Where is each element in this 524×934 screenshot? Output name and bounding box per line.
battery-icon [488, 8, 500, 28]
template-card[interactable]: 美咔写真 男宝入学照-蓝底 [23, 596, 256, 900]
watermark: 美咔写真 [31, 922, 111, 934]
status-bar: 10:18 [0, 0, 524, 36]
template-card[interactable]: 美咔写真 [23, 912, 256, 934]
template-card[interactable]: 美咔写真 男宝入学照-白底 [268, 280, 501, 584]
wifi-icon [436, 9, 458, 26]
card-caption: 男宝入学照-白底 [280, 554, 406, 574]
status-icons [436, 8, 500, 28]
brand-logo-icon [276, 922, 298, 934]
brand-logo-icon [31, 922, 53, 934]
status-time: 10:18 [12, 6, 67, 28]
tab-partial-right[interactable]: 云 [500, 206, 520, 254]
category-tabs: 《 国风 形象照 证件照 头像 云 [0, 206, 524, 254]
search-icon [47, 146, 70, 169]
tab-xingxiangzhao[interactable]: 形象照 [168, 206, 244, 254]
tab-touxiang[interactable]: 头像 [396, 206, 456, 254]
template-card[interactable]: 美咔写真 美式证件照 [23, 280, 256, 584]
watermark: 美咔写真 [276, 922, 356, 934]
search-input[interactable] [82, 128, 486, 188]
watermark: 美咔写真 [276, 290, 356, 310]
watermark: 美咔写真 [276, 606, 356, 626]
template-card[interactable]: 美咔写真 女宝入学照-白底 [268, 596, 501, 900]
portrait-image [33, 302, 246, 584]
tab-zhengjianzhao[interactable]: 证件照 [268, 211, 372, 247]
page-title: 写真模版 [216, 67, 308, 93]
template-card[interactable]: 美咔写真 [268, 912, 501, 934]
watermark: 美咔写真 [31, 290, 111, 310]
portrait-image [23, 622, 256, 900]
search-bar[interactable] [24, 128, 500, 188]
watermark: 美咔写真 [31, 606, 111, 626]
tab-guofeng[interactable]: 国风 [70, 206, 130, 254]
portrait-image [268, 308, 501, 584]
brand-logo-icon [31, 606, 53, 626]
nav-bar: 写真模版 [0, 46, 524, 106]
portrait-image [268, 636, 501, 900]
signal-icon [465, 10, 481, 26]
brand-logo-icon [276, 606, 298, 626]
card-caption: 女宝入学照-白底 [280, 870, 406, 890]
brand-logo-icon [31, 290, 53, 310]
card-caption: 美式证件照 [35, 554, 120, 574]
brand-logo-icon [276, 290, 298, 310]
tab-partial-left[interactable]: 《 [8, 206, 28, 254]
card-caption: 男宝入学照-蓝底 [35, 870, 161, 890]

════════════════════

__CHALLENGE__:
Reproduce the records above verbatim, keeping every line unchanged and in its original order.

__WRITTEN ANSWER__:
Where is each element in this 524×934 screenshot? Output name and bounding box per line.
battery-icon [488, 8, 500, 28]
template-card[interactable]: 美咔写真 男宝入学照-蓝底 [23, 596, 256, 900]
watermark: 美咔写真 [31, 922, 111, 934]
status-bar: 10:18 [0, 0, 524, 36]
template-card[interactable]: 美咔写真 [23, 912, 256, 934]
template-card[interactable]: 美咔写真 男宝入学照-白底 [268, 280, 501, 584]
wifi-icon [436, 9, 458, 26]
card-caption: 男宝入学照-白底 [280, 554, 406, 574]
status-icons [436, 8, 500, 28]
brand-logo-icon [276, 922, 298, 934]
brand-logo-icon [31, 922, 53, 934]
status-time: 10:18 [12, 6, 67, 28]
tab-partial-right[interactable]: 云 [500, 206, 520, 254]
category-tabs: 《 国风 形象照 证件照 头像 云 [0, 206, 524, 254]
search-icon [47, 146, 70, 169]
tab-xingxiangzhao[interactable]: 形象照 [168, 206, 244, 254]
tab-touxiang[interactable]: 头像 [396, 206, 456, 254]
template-card[interactable]: 美咔写真 美式证件照 [23, 280, 256, 584]
watermark: 美咔写真 [276, 922, 356, 934]
search-input[interactable] [82, 128, 486, 188]
watermark: 美咔写真 [276, 290, 356, 310]
watermark: 美咔写真 [276, 606, 356, 626]
template-card[interactable]: 美咔写真 女宝入学照-白底 [268, 596, 501, 900]
portrait-image [33, 302, 246, 584]
tab-zhengjianzhao[interactable]: 证件照 [268, 211, 372, 247]
page-title: 写真模版 [216, 67, 308, 93]
template-card[interactable]: 美咔写真 [268, 912, 501, 934]
watermark: 美咔写真 [31, 290, 111, 310]
portrait-image [23, 622, 256, 900]
search-bar[interactable] [24, 128, 500, 188]
watermark: 美咔写真 [31, 606, 111, 626]
tab-guofeng[interactable]: 国风 [70, 206, 130, 254]
portrait-image [268, 308, 501, 584]
brand-logo-icon [31, 606, 53, 626]
nav-bar: 写真模版 [0, 46, 524, 106]
portrait-image [268, 636, 501, 900]
signal-icon [465, 10, 481, 26]
brand-logo-icon [276, 606, 298, 626]
card-caption: 女宝入学照-白底 [280, 870, 406, 890]
brand-logo-icon [31, 290, 53, 310]
card-caption: 美式证件照 [35, 554, 120, 574]
brand-logo-icon [276, 290, 298, 310]
tab-partial-left[interactable]: 《 [8, 206, 28, 254]
card-caption: 男宝入学照-蓝底 [35, 870, 161, 890]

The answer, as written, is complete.